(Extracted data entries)
##############################
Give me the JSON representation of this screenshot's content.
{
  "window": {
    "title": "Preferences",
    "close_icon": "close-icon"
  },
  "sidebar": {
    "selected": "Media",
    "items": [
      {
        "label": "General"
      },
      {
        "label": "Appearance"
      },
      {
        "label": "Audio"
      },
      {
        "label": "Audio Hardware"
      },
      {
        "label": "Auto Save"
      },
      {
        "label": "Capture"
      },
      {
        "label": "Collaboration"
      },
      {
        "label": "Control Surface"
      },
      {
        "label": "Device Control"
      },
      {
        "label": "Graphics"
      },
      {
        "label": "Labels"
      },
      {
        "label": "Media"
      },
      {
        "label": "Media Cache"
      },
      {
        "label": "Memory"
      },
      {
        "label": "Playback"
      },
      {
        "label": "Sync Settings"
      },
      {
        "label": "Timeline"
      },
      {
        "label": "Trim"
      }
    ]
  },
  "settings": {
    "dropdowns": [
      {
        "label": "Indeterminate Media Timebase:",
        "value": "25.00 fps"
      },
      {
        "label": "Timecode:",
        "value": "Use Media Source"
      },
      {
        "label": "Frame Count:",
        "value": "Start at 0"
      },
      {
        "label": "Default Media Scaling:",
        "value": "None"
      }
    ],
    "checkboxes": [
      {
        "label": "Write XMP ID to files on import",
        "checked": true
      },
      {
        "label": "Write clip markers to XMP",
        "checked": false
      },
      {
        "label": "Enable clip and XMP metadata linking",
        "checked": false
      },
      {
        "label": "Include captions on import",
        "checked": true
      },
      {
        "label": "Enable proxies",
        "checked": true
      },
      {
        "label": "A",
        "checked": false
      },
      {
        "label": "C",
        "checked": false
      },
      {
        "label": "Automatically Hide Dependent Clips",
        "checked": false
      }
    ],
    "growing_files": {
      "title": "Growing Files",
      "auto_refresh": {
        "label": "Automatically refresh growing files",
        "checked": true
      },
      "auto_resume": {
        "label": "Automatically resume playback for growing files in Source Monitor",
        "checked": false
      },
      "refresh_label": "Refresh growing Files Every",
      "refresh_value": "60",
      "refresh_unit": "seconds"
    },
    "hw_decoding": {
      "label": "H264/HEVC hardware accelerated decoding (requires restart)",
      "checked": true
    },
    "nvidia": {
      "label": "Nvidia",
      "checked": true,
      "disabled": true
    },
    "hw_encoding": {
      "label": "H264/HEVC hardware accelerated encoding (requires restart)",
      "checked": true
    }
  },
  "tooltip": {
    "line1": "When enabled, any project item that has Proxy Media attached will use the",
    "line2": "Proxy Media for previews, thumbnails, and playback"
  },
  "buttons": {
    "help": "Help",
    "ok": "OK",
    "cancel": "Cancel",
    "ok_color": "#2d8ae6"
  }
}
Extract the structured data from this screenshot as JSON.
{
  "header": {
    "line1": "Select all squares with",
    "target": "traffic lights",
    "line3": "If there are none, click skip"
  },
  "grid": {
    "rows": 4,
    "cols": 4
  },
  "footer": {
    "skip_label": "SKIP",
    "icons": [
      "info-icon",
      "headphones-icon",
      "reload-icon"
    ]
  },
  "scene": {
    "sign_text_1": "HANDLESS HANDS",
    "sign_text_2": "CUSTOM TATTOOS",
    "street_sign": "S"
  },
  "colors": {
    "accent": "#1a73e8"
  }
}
##############################
Quote, without alteration, the final stretch of the entries: the line with "Extract the structured" onward to the last line.

- **Response**
Extract the structured data from this screenshot as JSON.
{
  "header": {
    "line1": "Select all squares with",
    "target": "traffic lights",
    "line3": "If there are none, click skip"
  },
  "grid": {
    "rows": 4,
    "cols": 4
  },
  "footer": {
    "skip_label": "SKIP",
    "icons": [
      "info-icon",
      "headphones-icon",
      "reload-icon"
    ]
  },
  "scene": {
    "sign_text_1": "HANDLESS HANDS",
    "sign_text_2": "CUSTOM TATTOOS",
    "street_sign": "S"
  },
  "colors": {
    "accent": "#1a73e8"
  }
}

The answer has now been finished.